→ Exercise prompt
Extract each line bearing the word "right".
⟨
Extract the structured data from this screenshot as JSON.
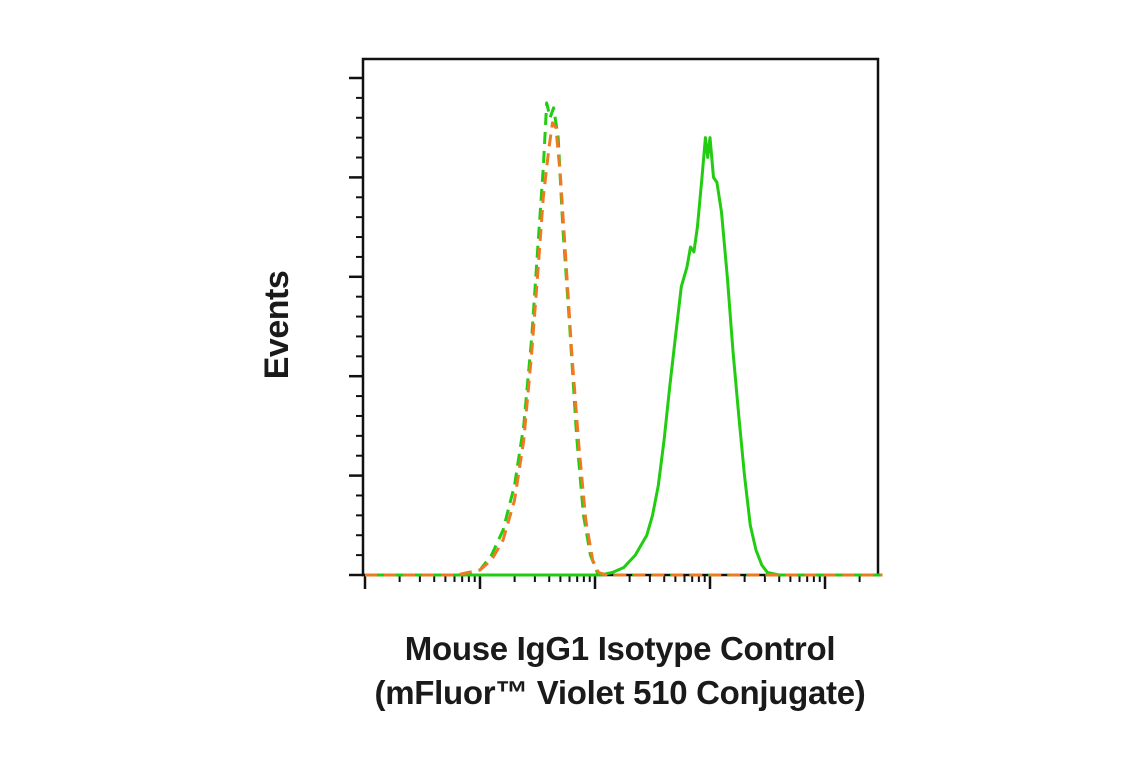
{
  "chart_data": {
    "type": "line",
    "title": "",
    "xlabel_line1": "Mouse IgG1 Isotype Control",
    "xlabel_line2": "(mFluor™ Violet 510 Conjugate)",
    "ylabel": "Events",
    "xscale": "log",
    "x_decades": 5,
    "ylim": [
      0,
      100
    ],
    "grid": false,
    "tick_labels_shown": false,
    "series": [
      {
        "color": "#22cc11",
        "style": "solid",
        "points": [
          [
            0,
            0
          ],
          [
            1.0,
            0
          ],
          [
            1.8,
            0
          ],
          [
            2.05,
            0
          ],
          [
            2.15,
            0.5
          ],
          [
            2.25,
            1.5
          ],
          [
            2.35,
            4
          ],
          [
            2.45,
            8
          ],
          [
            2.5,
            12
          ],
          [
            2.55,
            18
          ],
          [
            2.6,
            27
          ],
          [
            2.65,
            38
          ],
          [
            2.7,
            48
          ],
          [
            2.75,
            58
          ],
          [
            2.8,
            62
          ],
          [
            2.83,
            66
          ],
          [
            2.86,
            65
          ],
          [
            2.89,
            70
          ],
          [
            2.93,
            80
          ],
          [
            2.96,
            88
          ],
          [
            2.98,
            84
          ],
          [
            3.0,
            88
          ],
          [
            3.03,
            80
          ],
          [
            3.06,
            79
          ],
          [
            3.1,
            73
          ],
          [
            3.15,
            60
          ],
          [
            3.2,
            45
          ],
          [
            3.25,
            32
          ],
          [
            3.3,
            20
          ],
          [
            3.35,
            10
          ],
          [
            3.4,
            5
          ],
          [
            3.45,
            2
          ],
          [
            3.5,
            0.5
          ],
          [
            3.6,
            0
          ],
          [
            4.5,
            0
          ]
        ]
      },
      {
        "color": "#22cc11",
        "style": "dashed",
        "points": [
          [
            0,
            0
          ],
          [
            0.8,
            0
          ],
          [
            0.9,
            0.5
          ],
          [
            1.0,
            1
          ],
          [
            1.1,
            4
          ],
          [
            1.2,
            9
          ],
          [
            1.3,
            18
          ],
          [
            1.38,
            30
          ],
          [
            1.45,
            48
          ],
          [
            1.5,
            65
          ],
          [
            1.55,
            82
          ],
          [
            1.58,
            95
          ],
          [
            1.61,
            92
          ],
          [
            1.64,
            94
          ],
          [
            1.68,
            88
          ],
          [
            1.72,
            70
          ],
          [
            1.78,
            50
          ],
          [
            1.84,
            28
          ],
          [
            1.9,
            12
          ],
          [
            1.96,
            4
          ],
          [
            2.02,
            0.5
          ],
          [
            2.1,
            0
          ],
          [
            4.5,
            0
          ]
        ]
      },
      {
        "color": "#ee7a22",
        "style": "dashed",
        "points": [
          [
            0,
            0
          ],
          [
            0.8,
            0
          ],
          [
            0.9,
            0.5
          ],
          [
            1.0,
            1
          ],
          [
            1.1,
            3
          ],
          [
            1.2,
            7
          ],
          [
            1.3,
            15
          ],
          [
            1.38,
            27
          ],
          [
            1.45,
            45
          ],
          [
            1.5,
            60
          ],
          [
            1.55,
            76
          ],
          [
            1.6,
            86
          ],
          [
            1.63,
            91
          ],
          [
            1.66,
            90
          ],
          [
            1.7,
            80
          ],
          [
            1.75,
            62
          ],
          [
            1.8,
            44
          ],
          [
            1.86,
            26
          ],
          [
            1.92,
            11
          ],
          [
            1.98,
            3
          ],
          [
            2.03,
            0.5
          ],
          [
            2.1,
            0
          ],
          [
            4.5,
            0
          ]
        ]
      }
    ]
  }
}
⟩
⟨
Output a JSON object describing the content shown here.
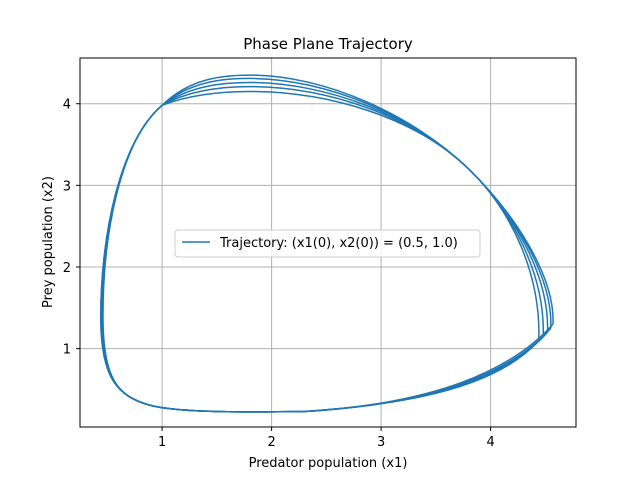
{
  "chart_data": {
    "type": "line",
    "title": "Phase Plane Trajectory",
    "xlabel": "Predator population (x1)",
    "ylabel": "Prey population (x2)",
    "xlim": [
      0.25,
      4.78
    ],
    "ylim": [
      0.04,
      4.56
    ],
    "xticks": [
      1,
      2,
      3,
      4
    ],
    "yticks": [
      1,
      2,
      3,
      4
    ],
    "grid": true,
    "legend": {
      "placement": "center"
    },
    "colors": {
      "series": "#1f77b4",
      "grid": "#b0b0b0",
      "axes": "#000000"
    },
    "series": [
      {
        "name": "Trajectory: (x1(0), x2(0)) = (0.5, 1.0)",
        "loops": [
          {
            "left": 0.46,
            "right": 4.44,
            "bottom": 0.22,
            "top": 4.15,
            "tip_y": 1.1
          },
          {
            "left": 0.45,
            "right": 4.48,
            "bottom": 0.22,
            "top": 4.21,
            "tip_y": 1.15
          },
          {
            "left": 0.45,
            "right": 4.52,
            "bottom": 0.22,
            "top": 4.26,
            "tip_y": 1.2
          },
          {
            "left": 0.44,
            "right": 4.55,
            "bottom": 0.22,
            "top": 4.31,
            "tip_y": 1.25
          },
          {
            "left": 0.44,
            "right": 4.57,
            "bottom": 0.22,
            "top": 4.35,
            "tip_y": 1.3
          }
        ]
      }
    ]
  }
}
⟩
→ Exercise answer
            "right": 4.44,
            "right": 4.48,
            "right": 4.52,
            "right": 4.55,
            "right": 4.57,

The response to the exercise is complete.